▶ **The task**: Pull each line containing "потребления" out of the data and copy it.

▶ **Supplied material**:

══════

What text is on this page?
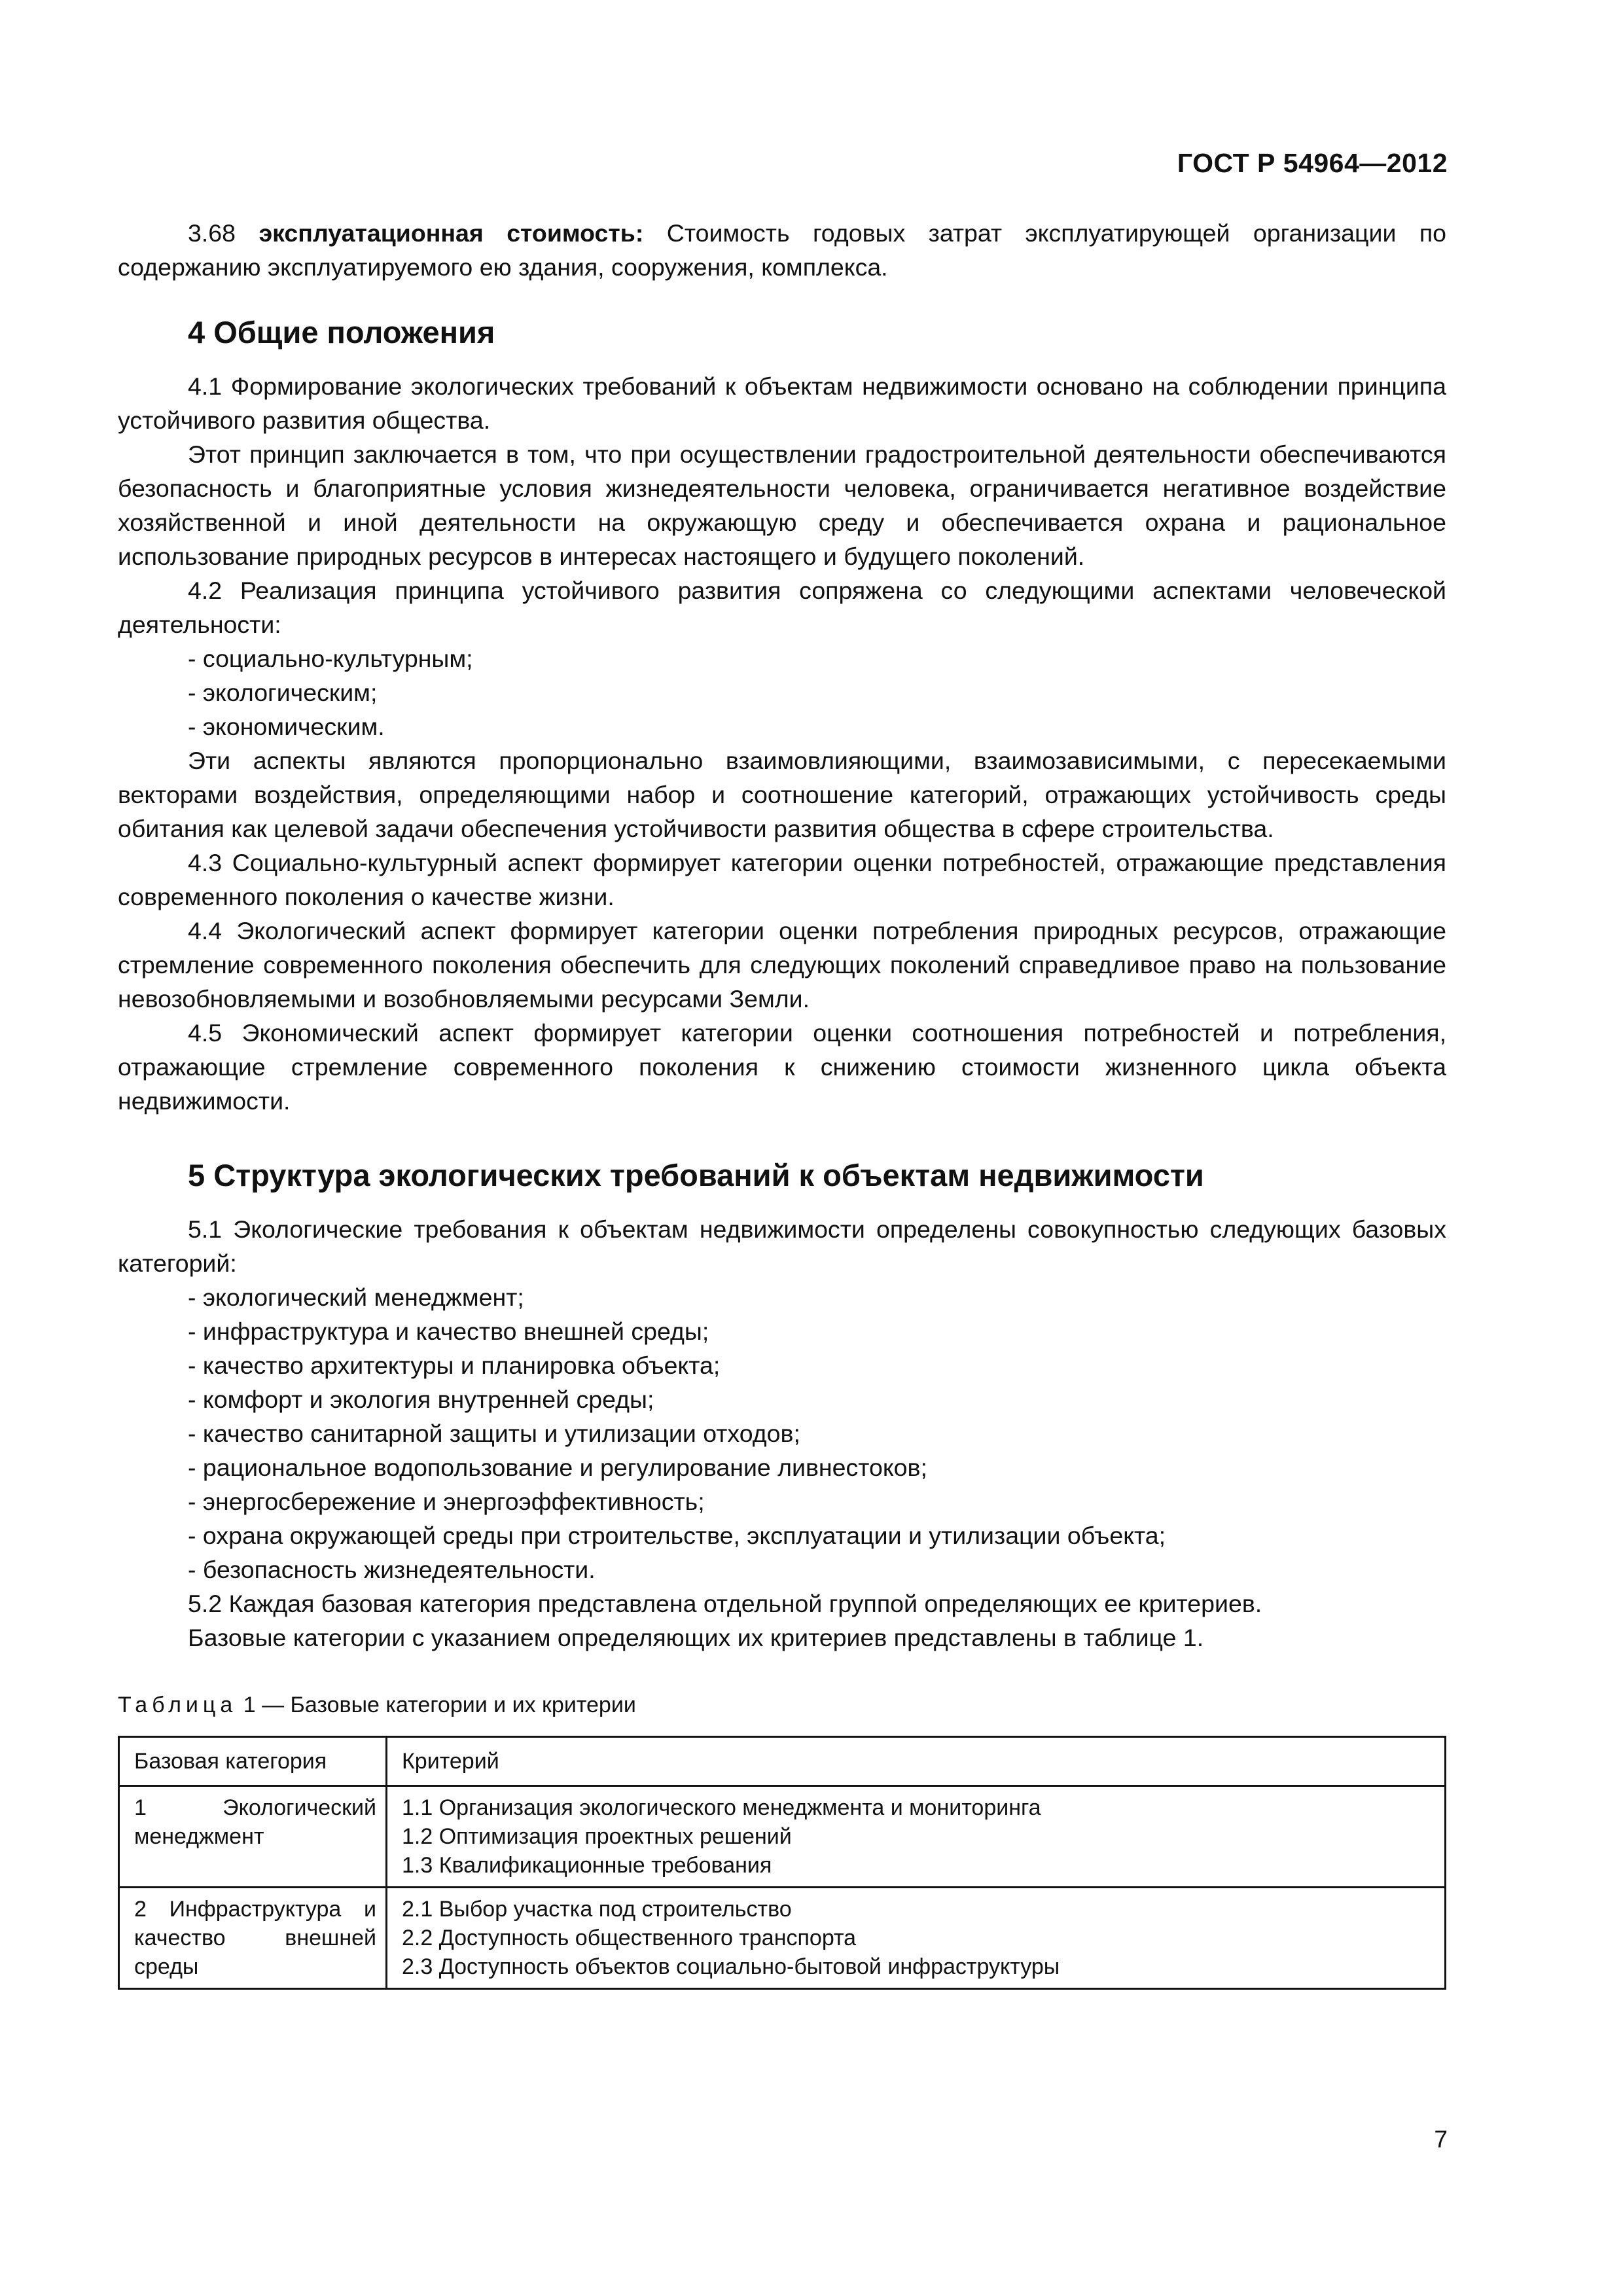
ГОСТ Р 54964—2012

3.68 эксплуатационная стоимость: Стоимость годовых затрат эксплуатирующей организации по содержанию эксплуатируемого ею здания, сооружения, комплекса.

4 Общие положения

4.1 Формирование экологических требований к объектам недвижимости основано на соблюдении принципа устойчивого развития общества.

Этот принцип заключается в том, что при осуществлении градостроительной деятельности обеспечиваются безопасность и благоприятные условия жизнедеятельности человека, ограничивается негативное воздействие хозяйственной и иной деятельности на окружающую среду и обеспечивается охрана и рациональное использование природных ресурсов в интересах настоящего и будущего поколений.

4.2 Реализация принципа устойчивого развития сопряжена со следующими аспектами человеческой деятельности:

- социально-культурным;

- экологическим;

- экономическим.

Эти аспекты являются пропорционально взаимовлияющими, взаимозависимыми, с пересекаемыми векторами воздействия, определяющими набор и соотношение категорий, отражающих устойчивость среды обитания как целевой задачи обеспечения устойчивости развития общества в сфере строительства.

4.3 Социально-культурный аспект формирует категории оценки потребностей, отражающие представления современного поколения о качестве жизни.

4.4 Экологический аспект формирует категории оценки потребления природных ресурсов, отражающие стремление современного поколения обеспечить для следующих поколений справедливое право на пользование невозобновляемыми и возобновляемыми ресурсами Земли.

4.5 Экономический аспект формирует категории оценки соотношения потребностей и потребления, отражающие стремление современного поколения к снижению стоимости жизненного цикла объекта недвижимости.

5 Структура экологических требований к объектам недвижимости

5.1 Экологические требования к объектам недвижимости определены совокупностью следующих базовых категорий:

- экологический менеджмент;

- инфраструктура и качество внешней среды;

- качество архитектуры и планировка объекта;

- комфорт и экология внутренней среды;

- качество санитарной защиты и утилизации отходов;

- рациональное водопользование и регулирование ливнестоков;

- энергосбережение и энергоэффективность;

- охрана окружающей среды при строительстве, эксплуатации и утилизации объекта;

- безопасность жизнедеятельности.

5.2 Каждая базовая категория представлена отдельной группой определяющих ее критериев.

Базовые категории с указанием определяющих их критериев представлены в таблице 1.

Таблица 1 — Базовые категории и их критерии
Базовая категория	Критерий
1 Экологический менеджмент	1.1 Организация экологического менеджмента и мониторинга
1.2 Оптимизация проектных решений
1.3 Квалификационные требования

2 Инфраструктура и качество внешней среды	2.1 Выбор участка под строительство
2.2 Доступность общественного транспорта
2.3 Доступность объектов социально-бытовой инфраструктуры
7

══════

▶ **Exercise result**:
4.4 Экологический аспект формирует категории оценки потребления природных ресурсов, отражающие стремление современного поколения обеспечить для следующих поколений справедливое право на пользование невозобновляемыми и возобновляемыми ресурсами Земли.
4.5 Экономический аспект формирует категории оценки соотношения потребностей и потребления, отражающие стремление современного поколения к снижению стоимости жизненного цикла объекта недвижимости.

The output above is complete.